▶ _Exercise objective_: Of all the lines here, how many include the string "средств"? Answer with the number only.

▶ _Records supplied_:
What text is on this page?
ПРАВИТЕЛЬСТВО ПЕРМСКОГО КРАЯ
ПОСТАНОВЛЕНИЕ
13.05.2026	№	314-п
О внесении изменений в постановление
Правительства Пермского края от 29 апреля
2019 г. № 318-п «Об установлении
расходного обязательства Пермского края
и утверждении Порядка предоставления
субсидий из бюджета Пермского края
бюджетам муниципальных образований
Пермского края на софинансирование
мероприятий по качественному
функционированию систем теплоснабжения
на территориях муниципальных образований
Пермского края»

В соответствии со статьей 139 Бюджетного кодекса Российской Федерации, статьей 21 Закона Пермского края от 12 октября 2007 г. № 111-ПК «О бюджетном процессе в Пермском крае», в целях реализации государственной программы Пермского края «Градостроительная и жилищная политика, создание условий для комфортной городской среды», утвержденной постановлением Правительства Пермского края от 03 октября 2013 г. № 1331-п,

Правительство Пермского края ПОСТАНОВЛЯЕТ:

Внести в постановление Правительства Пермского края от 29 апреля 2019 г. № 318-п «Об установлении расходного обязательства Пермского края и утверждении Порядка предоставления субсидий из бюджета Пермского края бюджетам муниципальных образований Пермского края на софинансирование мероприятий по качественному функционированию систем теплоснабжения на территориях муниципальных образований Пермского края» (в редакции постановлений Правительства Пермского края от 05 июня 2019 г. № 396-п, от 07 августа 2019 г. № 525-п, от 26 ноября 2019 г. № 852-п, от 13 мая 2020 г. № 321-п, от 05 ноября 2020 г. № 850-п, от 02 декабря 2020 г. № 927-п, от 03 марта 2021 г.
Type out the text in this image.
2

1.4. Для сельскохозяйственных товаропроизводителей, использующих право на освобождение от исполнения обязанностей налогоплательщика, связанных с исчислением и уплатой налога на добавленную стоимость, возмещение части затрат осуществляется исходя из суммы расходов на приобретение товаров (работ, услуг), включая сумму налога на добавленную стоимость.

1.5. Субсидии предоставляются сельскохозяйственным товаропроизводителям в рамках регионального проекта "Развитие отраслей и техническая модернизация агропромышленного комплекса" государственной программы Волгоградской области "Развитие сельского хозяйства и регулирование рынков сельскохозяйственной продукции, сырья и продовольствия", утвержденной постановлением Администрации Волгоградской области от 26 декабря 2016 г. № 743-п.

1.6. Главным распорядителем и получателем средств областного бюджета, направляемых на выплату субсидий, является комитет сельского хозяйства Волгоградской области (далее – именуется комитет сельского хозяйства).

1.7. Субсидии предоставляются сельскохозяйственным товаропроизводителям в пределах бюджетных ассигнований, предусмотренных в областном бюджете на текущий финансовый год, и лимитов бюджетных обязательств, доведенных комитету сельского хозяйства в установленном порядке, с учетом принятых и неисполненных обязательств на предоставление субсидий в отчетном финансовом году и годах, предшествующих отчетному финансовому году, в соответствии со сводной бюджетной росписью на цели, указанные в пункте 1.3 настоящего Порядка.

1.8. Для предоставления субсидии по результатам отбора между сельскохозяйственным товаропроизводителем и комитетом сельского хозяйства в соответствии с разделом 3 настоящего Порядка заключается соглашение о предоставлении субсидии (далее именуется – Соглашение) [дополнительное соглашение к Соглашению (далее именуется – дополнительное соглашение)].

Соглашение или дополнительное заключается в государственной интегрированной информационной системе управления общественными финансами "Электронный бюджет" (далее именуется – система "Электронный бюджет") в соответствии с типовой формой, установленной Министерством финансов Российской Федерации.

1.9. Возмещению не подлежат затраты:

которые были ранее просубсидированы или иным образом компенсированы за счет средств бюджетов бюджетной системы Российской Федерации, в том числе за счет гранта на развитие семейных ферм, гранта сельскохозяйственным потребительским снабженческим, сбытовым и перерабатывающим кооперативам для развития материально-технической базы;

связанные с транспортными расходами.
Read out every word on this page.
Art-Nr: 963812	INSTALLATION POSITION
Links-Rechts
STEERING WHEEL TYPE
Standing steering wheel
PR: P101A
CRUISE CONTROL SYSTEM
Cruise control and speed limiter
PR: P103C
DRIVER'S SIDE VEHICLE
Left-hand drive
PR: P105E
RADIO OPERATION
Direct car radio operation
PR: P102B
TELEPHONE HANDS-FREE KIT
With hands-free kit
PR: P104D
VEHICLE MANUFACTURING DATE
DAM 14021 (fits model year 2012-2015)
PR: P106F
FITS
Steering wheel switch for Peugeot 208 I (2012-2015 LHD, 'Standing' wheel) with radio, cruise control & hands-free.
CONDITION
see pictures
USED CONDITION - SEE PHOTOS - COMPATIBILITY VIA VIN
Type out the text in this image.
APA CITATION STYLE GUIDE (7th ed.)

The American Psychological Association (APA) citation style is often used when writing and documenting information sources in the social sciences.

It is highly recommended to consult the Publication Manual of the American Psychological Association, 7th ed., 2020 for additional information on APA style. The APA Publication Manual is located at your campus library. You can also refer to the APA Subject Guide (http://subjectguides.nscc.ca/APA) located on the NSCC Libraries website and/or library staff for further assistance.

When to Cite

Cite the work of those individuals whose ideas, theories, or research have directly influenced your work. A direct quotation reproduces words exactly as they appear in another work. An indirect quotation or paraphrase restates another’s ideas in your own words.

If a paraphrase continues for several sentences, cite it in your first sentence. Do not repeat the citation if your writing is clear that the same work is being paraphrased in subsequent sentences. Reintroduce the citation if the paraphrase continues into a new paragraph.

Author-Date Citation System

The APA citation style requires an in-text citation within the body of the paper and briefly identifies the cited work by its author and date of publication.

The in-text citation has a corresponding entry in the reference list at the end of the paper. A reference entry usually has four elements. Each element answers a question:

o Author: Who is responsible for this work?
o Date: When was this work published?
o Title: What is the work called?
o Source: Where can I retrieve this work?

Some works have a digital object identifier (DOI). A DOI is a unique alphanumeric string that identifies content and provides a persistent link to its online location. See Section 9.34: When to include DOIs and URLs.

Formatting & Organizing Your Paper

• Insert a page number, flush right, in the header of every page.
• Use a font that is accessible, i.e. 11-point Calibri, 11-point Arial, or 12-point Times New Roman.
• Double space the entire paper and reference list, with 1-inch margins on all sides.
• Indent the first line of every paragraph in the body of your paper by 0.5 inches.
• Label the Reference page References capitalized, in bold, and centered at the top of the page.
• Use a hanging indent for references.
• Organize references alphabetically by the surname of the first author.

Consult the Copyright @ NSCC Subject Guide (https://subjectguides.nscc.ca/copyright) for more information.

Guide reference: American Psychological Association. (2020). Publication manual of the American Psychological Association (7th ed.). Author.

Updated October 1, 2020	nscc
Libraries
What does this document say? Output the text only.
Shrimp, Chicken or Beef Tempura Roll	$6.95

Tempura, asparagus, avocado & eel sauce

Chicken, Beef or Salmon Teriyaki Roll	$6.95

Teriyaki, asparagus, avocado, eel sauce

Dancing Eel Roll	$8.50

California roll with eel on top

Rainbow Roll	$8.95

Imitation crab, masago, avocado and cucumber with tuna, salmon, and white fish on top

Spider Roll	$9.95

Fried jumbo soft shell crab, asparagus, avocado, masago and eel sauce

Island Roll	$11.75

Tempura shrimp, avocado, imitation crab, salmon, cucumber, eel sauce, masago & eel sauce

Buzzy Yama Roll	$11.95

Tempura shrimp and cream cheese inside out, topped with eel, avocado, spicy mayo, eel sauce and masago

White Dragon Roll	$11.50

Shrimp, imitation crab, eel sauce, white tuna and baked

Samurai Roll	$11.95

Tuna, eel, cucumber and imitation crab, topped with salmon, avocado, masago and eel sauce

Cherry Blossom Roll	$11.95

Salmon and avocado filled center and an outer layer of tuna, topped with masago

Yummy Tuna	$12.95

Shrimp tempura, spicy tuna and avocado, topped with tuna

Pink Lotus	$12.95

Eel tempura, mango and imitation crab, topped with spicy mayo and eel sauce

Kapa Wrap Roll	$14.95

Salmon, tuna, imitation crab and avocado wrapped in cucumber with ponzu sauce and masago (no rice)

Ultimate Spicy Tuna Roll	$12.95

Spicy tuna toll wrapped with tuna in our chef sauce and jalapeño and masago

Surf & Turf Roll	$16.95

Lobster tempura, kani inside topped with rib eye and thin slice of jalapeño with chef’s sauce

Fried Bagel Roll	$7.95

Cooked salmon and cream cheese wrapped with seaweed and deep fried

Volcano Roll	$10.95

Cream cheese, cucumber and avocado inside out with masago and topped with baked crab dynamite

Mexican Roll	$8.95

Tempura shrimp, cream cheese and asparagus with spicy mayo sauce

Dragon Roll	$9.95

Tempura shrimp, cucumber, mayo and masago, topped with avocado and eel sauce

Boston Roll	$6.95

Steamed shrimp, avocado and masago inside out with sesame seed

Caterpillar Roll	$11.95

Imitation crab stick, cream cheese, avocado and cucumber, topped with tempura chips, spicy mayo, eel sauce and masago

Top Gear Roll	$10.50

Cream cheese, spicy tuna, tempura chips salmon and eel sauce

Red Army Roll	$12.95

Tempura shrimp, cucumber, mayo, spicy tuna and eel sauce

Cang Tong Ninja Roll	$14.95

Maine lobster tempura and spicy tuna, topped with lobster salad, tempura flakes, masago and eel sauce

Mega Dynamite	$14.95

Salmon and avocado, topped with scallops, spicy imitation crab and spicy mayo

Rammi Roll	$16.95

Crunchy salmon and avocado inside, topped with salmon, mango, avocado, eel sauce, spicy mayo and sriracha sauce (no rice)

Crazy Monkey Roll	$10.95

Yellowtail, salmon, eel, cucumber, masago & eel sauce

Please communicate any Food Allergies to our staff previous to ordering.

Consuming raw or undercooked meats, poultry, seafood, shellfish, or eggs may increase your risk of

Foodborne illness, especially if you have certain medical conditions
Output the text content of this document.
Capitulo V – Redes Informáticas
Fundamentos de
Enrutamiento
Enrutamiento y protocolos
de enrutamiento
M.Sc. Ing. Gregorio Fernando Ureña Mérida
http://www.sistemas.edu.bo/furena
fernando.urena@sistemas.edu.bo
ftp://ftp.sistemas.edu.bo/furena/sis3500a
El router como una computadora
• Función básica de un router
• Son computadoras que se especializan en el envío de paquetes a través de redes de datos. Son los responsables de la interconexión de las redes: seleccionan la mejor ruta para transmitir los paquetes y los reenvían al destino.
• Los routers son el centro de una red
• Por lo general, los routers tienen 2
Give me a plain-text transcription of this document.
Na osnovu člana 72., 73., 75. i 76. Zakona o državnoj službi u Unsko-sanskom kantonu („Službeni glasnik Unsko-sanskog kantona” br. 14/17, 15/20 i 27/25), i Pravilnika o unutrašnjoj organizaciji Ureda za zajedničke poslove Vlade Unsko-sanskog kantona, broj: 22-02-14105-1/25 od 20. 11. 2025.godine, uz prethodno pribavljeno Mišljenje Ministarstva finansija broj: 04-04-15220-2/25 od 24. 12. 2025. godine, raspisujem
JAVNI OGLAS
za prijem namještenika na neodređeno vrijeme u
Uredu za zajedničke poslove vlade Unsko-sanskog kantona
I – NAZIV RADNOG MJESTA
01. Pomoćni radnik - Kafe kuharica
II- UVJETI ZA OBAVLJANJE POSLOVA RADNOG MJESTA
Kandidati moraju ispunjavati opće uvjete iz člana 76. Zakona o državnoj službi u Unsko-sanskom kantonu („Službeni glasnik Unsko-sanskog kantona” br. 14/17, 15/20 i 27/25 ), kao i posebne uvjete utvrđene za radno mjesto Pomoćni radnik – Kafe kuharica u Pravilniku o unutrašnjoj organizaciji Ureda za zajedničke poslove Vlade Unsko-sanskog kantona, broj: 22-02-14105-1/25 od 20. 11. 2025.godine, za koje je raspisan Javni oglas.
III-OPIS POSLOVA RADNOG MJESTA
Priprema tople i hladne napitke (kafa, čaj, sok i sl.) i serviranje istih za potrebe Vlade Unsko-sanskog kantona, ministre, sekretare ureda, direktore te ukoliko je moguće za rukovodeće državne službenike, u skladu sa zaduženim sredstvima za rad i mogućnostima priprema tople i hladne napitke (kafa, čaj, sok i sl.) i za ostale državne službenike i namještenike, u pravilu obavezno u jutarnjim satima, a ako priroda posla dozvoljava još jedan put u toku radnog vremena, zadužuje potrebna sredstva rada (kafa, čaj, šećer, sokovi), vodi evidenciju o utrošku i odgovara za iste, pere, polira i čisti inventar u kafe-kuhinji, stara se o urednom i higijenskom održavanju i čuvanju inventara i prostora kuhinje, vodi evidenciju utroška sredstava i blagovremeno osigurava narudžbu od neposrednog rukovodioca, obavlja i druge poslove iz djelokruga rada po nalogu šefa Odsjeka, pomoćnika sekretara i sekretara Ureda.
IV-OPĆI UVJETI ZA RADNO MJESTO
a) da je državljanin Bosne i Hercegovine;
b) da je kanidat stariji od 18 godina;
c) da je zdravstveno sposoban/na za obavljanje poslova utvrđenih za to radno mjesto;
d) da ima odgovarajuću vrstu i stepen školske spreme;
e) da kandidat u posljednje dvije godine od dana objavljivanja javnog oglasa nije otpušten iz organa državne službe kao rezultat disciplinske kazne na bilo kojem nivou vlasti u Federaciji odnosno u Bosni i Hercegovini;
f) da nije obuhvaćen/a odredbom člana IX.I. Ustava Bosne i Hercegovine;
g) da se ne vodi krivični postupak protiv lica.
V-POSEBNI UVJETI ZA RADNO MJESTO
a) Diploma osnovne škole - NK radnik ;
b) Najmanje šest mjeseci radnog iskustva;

▶ _Right answer_: 2